Give every line below again, exactly.
....
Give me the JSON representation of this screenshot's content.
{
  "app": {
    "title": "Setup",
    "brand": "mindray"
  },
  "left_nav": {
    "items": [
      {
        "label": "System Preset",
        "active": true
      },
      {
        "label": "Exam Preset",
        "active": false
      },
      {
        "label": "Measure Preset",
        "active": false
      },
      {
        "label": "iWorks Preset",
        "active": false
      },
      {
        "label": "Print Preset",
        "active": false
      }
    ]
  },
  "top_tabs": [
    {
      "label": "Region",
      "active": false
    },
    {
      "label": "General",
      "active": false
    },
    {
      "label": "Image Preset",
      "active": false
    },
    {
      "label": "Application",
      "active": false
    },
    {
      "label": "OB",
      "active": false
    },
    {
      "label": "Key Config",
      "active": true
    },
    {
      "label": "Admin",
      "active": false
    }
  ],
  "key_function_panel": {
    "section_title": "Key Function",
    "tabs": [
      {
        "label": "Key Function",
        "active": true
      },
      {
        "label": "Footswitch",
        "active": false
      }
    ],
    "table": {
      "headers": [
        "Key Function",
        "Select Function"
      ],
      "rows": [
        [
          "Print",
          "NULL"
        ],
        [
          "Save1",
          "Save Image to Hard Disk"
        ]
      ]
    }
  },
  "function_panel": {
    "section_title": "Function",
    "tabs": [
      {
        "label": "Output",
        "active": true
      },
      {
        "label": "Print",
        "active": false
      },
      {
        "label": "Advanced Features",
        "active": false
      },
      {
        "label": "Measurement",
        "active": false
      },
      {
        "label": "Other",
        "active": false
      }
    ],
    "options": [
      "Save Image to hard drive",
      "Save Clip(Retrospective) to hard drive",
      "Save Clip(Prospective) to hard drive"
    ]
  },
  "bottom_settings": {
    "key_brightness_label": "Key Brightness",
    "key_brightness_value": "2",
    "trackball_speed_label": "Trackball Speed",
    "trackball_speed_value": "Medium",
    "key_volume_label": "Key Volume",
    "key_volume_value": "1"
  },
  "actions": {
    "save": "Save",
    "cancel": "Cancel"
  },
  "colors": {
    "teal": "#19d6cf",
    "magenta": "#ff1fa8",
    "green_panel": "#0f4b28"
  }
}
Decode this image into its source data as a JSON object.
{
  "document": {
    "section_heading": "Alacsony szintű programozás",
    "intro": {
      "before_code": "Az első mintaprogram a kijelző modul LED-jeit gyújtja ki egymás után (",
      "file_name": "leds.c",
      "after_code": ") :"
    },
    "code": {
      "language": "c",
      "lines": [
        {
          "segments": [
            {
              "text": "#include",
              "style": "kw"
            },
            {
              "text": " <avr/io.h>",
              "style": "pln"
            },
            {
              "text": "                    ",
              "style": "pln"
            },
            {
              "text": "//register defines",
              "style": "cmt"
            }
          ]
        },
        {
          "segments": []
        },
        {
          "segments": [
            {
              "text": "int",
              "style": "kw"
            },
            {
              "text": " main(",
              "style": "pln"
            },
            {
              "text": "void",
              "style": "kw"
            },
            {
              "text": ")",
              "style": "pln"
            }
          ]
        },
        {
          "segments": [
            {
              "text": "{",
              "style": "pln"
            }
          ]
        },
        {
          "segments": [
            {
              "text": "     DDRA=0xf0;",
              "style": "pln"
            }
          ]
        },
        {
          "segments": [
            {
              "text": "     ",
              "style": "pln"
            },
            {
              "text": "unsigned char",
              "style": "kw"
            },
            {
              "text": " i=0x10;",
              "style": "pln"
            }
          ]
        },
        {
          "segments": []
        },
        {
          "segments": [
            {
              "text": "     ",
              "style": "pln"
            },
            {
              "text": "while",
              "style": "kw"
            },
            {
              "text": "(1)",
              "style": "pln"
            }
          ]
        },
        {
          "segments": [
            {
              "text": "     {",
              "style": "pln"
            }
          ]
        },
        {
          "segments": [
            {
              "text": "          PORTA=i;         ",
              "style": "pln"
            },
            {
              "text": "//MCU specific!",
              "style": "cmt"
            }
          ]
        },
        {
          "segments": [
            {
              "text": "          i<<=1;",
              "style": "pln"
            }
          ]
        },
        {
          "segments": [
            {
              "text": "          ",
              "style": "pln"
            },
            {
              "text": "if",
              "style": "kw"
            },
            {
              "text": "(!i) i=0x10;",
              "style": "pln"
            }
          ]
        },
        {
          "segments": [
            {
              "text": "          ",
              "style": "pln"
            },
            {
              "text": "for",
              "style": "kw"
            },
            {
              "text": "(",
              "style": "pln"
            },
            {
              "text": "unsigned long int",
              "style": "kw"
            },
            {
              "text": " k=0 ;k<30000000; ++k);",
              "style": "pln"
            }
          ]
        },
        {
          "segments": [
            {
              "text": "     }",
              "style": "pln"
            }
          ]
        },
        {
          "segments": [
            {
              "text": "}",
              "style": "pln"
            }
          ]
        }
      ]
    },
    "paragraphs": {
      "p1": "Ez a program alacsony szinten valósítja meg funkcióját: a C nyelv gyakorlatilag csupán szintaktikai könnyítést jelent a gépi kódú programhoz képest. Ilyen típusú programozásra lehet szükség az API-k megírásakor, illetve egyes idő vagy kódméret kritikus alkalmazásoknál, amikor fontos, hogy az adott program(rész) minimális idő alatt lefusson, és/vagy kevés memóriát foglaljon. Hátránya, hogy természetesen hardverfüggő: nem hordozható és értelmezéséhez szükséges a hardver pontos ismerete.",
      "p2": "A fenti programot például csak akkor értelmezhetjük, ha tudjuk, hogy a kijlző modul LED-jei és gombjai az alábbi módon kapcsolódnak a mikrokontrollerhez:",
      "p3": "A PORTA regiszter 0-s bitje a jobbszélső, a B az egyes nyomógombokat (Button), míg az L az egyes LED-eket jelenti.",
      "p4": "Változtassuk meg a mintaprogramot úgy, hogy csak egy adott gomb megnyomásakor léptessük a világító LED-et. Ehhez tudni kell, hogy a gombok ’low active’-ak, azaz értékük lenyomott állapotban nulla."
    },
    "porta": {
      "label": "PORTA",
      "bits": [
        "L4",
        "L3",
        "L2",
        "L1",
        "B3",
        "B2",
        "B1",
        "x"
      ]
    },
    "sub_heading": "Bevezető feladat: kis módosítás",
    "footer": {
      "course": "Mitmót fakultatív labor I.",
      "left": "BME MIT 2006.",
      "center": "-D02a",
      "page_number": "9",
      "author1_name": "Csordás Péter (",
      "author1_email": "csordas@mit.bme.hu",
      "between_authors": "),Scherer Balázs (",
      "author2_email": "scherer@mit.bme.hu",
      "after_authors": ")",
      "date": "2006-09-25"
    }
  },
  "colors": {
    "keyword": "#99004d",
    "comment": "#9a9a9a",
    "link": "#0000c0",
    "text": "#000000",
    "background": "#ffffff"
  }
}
....
**REPLY TO THE EXERCISE:**
Give me the JSON representation of this screenshot's content.
{
  "app": {
    "title": "Setup",
    "brand": "mindray"
  },
  "left_nav": {
    "items": [
      {
        "label": "System Preset",
        "active": true
      },
      {
        "label": "Exam Preset",
        "active": false
      },
      {
        "label": "Measure Preset",
        "active": false
      },
      {
        "label": "iWorks Preset",
        "active": false
      },
      {
        "label": "Print Preset",
        "active": false
      }
    ]
  },
  "top_tabs": [
    {
      "label": "Region",
      "active": false
    },
    {
      "label": "General",
      "active": false
    },
    {
      "label": "Image Preset",
      "active": false
    },
    {
      "label": "Application",
      "active": false
    },
    {
      "label": "OB",
      "active": false
    },
    {
      "label": "Key Config",
      "active": true
    },
    {
      "label": "Admin",
      "active": false
    }
  ],
  "key_function_panel": {
    "section_title": "Key Function",
    "tabs": [
      {
        "label": "Key Function",
        "active": true
      },
      {
        "label": "Footswitch",
        "active": false
      }
    ],
    "table": {
      "headers": [
        "Key Function",
        "Select Function"
      ],
      "rows": [
        [
          "Print",
          "NULL"
        ],
        [
          "Save1",
          "Save Image to Hard Disk"
        ]
      ]
    }
  },
  "function_panel": {
    "section_title": "Function",
    "tabs": [
      {
        "label": "Output",
        "active": true
      },
      {
        "label": "Print",
        "active": false
      },
      {
        "label": "Advanced Features",
        "active": false
      },
      {
        "label": "Measurement",
        "active": false
      },
      {
        "label": "Other",
        "active": false
      }
    ],
    "options": [
      "Save Image to hard drive",
      "Save Clip(Retrospective) to hard drive",
      "Save Clip(Prospective) to hard drive"
    ]
  },
  "bottom_settings": {
    "key_brightness_label": "Key Brightness",
    "key_brightness_value": "2",
    "trackball_speed_label": "Trackball Speed",
    "trackball_speed_value": "Medium",
    "key_volume_label": "Key Volume",
    "key_volume_value": "1"
  },
  "actions": {
    "save": "Save",
    "cancel": "Cancel"
  },
  "colors": {
    "teal": "#19d6cf",
    "magenta": "#ff1fa8",
    "green_panel": "#0f4b28"
  }
}
Decode this image into its source data as a JSON object.
{
  "document": {
    "section_heading": "Alacsony szintű programozás",
    "intro": {
      "before_code": "Az első mintaprogram a kijelző modul LED-jeit gyújtja ki egymás után (",
      "file_name": "leds.c",
      "after_code": ") :"
    },
    "code": {
      "language": "c",
      "lines": [
        {
          "segments": [
            {
              "text": "#include",
              "style": "kw"
            },
            {
              "text": " <avr/io.h>",
              "style": "pln"
            },
            {
              "text": "                    ",
              "style": "pln"
            },
            {
              "text": "//register defines",
              "style": "cmt"
            }
          ]
        },
        {
          "segments": []
        },
        {
          "segments": [
            {
              "text": "int",
              "style": "kw"
            },
            {
              "text": " main(",
              "style": "pln"
            },
            {
              "text": "void",
              "style": "kw"
            },
            {
              "text": ")",
              "style": "pln"
            }
          ]
        },
        {
          "segments": [
            {
              "text": "{",
              "style": "pln"
            }
          ]
        },
        {
          "segments": [
            {
              "text": "     DDRA=0xf0;",
              "style": "pln"
            }
          ]
        },
        {
          "segments": [
            {
              "text": "     ",
              "style": "pln"
            },
            {
              "text": "unsigned char",
              "style": "kw"
            },
            {
              "text": " i=0x10;",
              "style": "pln"
            }
          ]
        },
        {
          "segments": []
        },
        {
          "segments": [
            {
              "text": "     ",
              "style": "pln"
            },
            {
              "text": "while",
              "style": "kw"
            },
            {
              "text": "(1)",
              "style": "pln"
            }
          ]
        },
        {
          "segments": [
            {
              "text": "     {",
              "style": "pln"
            }
          ]
        },
        {
          "segments": [
            {
              "text": "          PORTA=i;         ",
              "style": "pln"
            },
            {
              "text": "//MCU specific!",
              "style": "cmt"
            }
          ]
        },
        {
          "segments": [
            {
              "text": "          i<<=1;",
              "style": "pln"
            }
          ]
        },
        {
          "segments": [
            {
              "text": "          ",
              "style": "pln"
            },
            {
              "text": "if",
              "style": "kw"
            },
            {
              "text": "(!i) i=0x10;",
              "style": "pln"
            }
          ]
        },
        {
          "segments": [
            {
              "text": "          ",
              "style": "pln"
            },
            {
              "text": "for",
              "style": "kw"
            },
            {
              "text": "(",
              "style": "pln"
            },
            {
              "text": "unsigned long int",
              "style": "kw"
            },
            {
              "text": " k=0 ;k<30000000; ++k);",
              "style": "pln"
            }
          ]
        },
        {
          "segments": [
            {
              "text": "     }",
              "style": "pln"
            }
          ]
        },
        {
          "segments": [
            {
              "text": "}",
              "style": "pln"
            }
          ]
        }
      ]
    },
    "paragraphs": {
      "p1": "Ez a program alacsony szinten valósítja meg funkcióját: a C nyelv gyakorlatilag csupán szintaktikai könnyítést jelent a gépi kódú programhoz képest. Ilyen típusú programozásra lehet szükség az API-k megírásakor, illetve egyes idő vagy kódméret kritikus alkalmazásoknál, amikor fontos, hogy az adott program(rész) minimális idő alatt lefusson, és/vagy kevés memóriát foglaljon. Hátránya, hogy természetesen hardverfüggő: nem hordozható és értelmezéséhez szükséges a hardver pontos ismerete.",
      "p2": "A fenti programot például csak akkor értelmezhetjük, ha tudjuk, hogy a kijlző modul LED-jei és gombjai az alábbi módon kapcsolódnak a mikrokontrollerhez:",
      "p3": "A PORTA regiszter 0-s bitje a jobbszélső, a B az egyes nyomógombokat (Button), míg az L az egyes LED-eket jelenti.",
      "p4": "Változtassuk meg a mintaprogramot úgy, hogy csak egy adott gomb megnyomásakor léptessük a világító LED-et. Ehhez tudni kell, hogy a gombok ’low active’-ak, azaz értékük lenyomott állapotban nulla."
    },
    "porta": {
      "label": "PORTA",
      "bits": [
        "L4",
        "L3",
        "L2",
        "L1",
        "B3",
        "B2",
        "B1",
        "x"
      ]
    },
    "sub_heading": "Bevezető feladat: kis módosítás",
    "footer": {
      "course": "Mitmót fakultatív labor I.",
      "left": "BME MIT 2006.",
      "center": "-D02a",
      "page_number": "9",
      "author1_name": "Csordás Péter (",
      "author1_email": "csordas@mit.bme.hu",
      "between_authors": "),Scherer Balázs (",
      "author2_email": "scherer@mit.bme.hu",
      "after_authors": ")",
      "date": "2006-09-25"
    }
  },
  "colors": {
    "keyword": "#99004d",
    "comment": "#9a9a9a",
    "link": "#0000c0",
    "text": "#000000",
    "background": "#ffffff"
  }
}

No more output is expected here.